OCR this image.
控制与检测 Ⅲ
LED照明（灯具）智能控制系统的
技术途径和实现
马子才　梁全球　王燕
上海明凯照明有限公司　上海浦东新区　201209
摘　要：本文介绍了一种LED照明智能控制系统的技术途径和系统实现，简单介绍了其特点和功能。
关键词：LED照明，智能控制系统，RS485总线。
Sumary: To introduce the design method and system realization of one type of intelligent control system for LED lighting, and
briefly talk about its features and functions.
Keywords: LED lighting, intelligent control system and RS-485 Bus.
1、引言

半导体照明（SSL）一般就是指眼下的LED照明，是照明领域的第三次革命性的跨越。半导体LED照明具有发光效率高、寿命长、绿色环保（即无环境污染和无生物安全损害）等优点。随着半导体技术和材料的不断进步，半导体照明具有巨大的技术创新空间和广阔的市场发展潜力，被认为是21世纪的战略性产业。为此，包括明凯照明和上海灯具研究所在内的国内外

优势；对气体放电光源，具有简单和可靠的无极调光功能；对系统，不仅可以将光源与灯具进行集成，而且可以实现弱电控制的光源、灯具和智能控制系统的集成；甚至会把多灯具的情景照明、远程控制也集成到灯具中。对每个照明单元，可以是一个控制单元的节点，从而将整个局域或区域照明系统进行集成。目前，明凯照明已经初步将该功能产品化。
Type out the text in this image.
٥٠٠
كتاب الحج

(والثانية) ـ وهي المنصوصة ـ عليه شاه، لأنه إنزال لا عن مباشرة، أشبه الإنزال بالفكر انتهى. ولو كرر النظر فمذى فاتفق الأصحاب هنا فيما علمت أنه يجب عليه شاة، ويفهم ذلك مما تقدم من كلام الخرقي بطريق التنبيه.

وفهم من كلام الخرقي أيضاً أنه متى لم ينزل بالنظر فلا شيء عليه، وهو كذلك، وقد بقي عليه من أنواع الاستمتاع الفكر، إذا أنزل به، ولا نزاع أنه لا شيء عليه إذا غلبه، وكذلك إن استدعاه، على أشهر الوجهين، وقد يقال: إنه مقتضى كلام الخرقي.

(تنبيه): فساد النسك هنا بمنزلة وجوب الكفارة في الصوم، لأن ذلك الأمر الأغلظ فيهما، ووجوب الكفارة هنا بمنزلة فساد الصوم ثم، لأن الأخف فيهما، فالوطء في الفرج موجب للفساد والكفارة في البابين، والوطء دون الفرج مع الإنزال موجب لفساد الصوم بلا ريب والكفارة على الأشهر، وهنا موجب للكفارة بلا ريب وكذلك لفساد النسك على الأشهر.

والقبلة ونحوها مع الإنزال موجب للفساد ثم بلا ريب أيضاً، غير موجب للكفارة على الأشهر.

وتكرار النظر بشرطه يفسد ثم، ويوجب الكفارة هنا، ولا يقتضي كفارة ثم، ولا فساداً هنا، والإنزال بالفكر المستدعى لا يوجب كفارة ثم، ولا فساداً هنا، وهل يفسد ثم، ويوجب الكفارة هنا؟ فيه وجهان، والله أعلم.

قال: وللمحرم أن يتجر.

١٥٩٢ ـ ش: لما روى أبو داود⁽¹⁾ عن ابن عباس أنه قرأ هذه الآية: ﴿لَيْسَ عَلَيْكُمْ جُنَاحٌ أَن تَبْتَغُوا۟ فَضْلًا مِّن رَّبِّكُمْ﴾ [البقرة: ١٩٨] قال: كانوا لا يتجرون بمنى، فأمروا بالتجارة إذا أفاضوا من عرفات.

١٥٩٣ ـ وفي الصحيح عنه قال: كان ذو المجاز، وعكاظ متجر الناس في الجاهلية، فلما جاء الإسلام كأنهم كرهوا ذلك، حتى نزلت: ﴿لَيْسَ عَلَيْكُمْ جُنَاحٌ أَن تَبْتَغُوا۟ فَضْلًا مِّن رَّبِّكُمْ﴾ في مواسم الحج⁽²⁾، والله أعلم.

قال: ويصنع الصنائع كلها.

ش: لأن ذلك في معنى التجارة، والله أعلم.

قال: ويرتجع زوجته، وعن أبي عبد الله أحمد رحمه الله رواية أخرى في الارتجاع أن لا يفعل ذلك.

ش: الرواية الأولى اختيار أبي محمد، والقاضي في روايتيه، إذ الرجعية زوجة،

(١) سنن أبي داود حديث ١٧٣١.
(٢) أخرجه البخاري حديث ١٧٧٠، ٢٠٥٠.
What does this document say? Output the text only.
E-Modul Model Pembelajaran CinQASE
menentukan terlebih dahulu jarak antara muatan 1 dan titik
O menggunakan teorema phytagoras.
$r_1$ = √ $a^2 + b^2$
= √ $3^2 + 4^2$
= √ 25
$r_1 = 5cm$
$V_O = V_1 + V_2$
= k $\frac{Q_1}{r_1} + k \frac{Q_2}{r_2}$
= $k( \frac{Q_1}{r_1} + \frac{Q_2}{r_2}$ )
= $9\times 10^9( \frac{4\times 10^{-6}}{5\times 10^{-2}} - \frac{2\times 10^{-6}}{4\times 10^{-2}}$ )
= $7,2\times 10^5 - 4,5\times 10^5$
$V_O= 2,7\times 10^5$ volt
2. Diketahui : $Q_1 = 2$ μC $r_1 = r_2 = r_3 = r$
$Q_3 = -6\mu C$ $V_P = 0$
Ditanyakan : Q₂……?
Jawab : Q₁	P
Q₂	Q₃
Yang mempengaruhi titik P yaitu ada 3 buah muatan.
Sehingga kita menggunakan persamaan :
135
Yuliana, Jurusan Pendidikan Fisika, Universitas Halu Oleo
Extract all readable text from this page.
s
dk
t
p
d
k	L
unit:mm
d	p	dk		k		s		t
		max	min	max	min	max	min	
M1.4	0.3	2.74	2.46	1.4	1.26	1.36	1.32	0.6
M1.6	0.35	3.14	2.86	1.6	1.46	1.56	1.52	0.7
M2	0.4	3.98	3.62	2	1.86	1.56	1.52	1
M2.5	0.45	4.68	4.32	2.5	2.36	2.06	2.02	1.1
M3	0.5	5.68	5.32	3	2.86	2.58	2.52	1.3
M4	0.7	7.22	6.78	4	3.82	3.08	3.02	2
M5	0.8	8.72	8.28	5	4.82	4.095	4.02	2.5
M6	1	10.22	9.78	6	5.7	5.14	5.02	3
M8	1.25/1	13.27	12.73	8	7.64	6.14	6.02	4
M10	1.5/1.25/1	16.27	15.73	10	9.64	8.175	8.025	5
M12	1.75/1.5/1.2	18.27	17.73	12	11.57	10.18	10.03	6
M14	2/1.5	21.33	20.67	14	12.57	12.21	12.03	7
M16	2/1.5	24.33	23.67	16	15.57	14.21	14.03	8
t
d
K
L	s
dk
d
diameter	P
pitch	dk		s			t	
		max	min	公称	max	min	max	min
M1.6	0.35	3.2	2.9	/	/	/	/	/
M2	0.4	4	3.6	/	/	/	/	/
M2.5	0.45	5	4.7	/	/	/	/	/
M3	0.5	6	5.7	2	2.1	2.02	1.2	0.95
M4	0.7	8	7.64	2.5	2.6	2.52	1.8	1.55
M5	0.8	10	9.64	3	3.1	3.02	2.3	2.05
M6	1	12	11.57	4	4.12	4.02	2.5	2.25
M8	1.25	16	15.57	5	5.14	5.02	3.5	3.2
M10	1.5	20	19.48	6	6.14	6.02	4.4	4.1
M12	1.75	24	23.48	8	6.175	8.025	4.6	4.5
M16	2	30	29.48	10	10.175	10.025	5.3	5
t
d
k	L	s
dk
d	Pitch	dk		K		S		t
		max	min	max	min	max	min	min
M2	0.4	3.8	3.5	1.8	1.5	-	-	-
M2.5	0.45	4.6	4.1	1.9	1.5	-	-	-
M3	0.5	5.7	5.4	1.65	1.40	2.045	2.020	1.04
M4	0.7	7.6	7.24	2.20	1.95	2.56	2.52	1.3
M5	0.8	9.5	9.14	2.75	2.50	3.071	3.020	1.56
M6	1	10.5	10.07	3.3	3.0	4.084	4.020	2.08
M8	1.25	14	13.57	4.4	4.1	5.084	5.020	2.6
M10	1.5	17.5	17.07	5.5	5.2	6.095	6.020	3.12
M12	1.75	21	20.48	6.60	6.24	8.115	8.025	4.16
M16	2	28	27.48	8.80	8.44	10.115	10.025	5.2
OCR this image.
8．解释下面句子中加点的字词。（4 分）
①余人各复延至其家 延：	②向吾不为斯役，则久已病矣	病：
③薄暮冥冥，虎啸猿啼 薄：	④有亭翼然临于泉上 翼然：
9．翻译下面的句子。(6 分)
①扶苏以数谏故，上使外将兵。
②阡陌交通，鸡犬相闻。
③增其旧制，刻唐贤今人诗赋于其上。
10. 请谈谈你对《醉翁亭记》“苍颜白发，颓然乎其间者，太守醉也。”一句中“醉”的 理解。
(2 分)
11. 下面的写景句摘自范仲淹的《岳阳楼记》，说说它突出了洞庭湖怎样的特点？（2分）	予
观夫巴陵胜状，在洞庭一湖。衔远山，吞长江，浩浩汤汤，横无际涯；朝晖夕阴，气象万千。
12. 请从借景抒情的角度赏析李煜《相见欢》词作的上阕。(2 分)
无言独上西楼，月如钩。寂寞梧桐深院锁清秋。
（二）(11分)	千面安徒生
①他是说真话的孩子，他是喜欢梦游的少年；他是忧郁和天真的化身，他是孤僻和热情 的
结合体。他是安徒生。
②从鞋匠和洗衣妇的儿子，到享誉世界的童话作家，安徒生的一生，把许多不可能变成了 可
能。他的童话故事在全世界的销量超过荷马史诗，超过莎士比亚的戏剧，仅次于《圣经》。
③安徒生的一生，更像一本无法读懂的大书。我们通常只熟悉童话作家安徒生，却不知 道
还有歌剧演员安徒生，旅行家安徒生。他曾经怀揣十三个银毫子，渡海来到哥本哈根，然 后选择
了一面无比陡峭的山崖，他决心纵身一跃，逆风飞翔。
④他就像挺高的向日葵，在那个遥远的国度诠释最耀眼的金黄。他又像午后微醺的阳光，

## Exercise details
Go through the records above and copy every line with the word "الخرقي".

## Written solution
(والثانية) ـ وهي المنصوصة ـ عليه شاه، لأنه إنزال لا عن مباشرة، أشبه الإنزال بالفكر انتهى. ولو كرر النظر فمذى فاتفق الأصحاب هنا فيما علمت أنه يجب عليه شاة، ويفهم ذلك مما تقدم من كلام الخرقي بطريق التنبيه.
وفهم من كلام الخرقي أيضاً أنه متى لم ينزل بالنظر فلا شيء عليه، وهو كذلك، وقد بقي عليه من أنواع الاستمتاع الفكر، إذا أنزل به، ولا نزاع أنه لا شيء عليه إذا غلبه، وكذلك إن استدعاه، على أشهر الوجهين، وقد يقال: إنه مقتضى كلام الخرقي.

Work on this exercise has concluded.